----- Provided data -----

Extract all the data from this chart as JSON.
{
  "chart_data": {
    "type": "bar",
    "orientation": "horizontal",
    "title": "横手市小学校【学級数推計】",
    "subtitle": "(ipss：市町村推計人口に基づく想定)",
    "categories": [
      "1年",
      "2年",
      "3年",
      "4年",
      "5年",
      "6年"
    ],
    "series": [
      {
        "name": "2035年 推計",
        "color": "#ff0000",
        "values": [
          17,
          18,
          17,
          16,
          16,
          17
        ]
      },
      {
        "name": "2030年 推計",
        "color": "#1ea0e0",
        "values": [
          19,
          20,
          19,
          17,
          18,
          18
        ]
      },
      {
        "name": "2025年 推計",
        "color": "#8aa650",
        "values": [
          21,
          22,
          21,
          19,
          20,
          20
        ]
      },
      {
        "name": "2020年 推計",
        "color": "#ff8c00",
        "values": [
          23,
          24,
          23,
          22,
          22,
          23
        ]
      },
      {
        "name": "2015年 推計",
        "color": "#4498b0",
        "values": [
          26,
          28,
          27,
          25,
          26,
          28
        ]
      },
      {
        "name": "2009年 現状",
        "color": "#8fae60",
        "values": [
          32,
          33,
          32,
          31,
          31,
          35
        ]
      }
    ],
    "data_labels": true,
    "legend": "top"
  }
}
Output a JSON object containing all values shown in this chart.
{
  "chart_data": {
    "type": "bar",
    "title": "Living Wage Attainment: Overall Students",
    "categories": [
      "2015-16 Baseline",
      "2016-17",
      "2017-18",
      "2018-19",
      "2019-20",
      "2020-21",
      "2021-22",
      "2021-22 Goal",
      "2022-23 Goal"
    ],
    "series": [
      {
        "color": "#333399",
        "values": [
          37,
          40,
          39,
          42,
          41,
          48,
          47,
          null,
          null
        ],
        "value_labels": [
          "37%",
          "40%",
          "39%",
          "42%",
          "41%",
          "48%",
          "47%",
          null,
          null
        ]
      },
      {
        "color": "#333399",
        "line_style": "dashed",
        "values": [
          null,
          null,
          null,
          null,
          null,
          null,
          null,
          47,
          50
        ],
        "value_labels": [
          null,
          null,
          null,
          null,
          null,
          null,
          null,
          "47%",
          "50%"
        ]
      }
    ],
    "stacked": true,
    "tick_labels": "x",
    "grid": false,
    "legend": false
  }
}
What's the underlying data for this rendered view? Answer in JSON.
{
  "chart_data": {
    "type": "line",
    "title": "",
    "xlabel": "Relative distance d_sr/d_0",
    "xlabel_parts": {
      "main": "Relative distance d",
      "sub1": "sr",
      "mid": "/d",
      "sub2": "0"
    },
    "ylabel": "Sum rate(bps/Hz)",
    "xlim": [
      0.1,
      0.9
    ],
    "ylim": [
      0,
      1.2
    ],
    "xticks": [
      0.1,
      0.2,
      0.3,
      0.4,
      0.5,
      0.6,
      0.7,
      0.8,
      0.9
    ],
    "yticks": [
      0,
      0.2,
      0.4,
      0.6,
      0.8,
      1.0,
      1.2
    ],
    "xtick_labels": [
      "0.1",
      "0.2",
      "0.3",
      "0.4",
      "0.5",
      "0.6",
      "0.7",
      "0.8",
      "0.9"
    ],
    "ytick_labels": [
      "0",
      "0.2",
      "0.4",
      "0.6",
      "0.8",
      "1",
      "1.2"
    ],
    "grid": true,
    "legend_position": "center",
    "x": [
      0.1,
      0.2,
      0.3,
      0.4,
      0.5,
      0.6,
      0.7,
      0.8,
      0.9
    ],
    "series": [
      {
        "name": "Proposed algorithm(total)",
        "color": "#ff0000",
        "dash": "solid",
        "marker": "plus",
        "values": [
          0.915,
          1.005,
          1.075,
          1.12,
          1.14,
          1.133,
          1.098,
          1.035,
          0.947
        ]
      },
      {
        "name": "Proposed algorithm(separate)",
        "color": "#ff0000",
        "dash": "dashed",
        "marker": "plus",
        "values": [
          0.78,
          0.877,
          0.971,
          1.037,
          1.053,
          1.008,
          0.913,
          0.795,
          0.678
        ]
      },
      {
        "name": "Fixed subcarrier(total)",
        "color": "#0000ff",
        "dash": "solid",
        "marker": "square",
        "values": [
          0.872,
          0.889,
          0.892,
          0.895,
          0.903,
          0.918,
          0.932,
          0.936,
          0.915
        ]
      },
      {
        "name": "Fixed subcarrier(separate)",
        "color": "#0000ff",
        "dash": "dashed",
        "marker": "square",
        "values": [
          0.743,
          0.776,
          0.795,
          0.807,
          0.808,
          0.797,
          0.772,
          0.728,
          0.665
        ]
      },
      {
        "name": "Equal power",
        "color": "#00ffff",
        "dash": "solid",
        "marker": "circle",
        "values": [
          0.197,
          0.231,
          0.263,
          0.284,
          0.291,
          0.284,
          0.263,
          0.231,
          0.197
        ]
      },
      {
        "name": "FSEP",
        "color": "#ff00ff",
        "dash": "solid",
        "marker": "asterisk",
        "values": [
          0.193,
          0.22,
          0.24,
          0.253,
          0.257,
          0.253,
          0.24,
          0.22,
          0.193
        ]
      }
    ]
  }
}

-----

Instructions for the task:
Repeat all the records. Match each line exactly.

Output below:
Extract all the data from this chart as JSON.
{
  "chart_data": {
    "type": "bar",
    "orientation": "horizontal",
    "title": "横手市小学校【学級数推計】",
    "subtitle": "(ipss：市町村推計人口に基づく想定)",
    "categories": [
      "1年",
      "2年",
      "3年",
      "4年",
      "5年",
      "6年"
    ],
    "series": [
      {
        "name": "2035年 推計",
        "color": "#ff0000",
        "values": [
          17,
          18,
          17,
          16,
          16,
          17
        ]
      },
      {
        "name": "2030年 推計",
        "color": "#1ea0e0",
        "values": [
          19,
          20,
          19,
          17,
          18,
          18
        ]
      },
      {
        "name": "2025年 推計",
        "color": "#8aa650",
        "values": [
          21,
          22,
          21,
          19,
          20,
          20
        ]
      },
      {
        "name": "2020年 推計",
        "color": "#ff8c00",
        "values": [
          23,
          24,
          23,
          22,
          22,
          23
        ]
      },
      {
        "name": "2015年 推計",
        "color": "#4498b0",
        "values": [
          26,
          28,
          27,
          25,
          26,
          28
        ]
      },
      {
        "name": "2009年 現状",
        "color": "#8fae60",
        "values": [
          32,
          33,
          32,
          31,
          31,
          35
        ]
      }
    ],
    "data_labels": true,
    "legend": "top"
  }
}
Output a JSON object containing all values shown in this chart.
{
  "chart_data": {
    "type": "bar",
    "title": "Living Wage Attainment: Overall Students",
    "categories": [
      "2015-16 Baseline",
      "2016-17",
      "2017-18",
      "2018-19",
      "2019-20",
      "2020-21",
      "2021-22",
      "2021-22 Goal",
      "2022-23 Goal"
    ],
    "series": [
      {
        "color": "#333399",
        "values": [
          37,
          40,
          39,
          42,
          41,
          48,
          47,
          null,
          null
        ],
        "value_labels": [
          "37%",
          "40%",
          "39%",
          "42%",
          "41%",
          "48%",
          "47%",
          null,
          null
        ]
      },
      {
        "color": "#333399",
        "line_style": "dashed",
        "values": [
          null,
          null,
          null,
          null,
          null,
          null,
          null,
          47,
          50
        ],
        "value_labels": [
          null,
          null,
          null,
          null,
          null,
          null,
          null,
          "47%",
          "50%"
        ]
      }
    ],
    "stacked": true,
    "tick_labels": "x",
    "grid": false,
    "legend": false
  }
}
What's the underlying data for this rendered view? Answer in JSON.
{
  "chart_data": {
    "type": "line",
    "title": "",
    "xlabel": "Relative distance d_sr/d_0",
    "xlabel_parts": {
      "main": "Relative distance d",
      "sub1": "sr",
      "mid": "/d",
      "sub2": "0"
    },
    "ylabel": "Sum rate(bps/Hz)",
    "xlim": [
      0.1,
      0.9
    ],
    "ylim": [
      0,
      1.2
    ],
    "xticks": [
      0.1,
      0.2,
      0.3,
      0.4,
      0.5,
      0.6,
      0.7,
      0.8,
      0.9
    ],
    "yticks": [
      0,
      0.2,
      0.4,
      0.6,
      0.8,
      1.0,
      1.2
    ],
    "xtick_labels": [
      "0.1",
      "0.2",
      "0.3",
      "0.4",
      "0.5",
      "0.6",
      "0.7",
      "0.8",
      "0.9"
    ],
    "ytick_labels": [
      "0",
      "0.2",
      "0.4",
      "0.6",
      "0.8",
      "1",
      "1.2"
    ],
    "grid": true,
    "legend_position": "center",
    "x": [
      0.1,
      0.2,
      0.3,
      0.4,
      0.5,
      0.6,
      0.7,
      0.8,
      0.9
    ],
    "series": [
      {
        "name": "Proposed algorithm(total)",
        "color": "#ff0000",
        "dash": "solid",
        "marker": "plus",
        "values": [
          0.915,
          1.005,
          1.075,
          1.12,
          1.14,
          1.133,
          1.098,
          1.035,
          0.947
        ]
      },
      {
        "name": "Proposed algorithm(separate)",
        "color": "#ff0000",
        "dash": "dashed",
        "marker": "plus",
        "values": [
          0.78,
          0.877,
          0.971,
          1.037,
          1.053,
          1.008,
          0.913,
          0.795,
          0.678
        ]
      },
      {
        "name": "Fixed subcarrier(total)",
        "color": "#0000ff",
        "dash": "solid",
        "marker": "square",
        "values": [
          0.872,
          0.889,
          0.892,
          0.895,
          0.903,
          0.918,
          0.932,
          0.936,
          0.915
        ]
      },
      {
        "name": "Fixed subcarrier(separate)",
        "color": "#0000ff",
        "dash": "dashed",
        "marker": "square",
        "values": [
          0.743,
          0.776,
          0.795,
          0.807,
          0.808,
          0.797,
          0.772,
          0.728,
          0.665
        ]
      },
      {
        "name": "Equal power",
        "color": "#00ffff",
        "dash": "solid",
        "marker": "circle",
        "values": [
          0.197,
          0.231,
          0.263,
          0.284,
          0.291,
          0.284,
          0.263,
          0.231,
          0.197
        ]
      },
      {
        "name": "FSEP",
        "color": "#ff00ff",
        "dash": "solid",
        "marker": "asterisk",
        "values": [
          0.193,
          0.22,
          0.24,
          0.253,
          0.257,
          0.253,
          0.24,
          0.22,
          0.193
        ]
      }
    ]
  }
}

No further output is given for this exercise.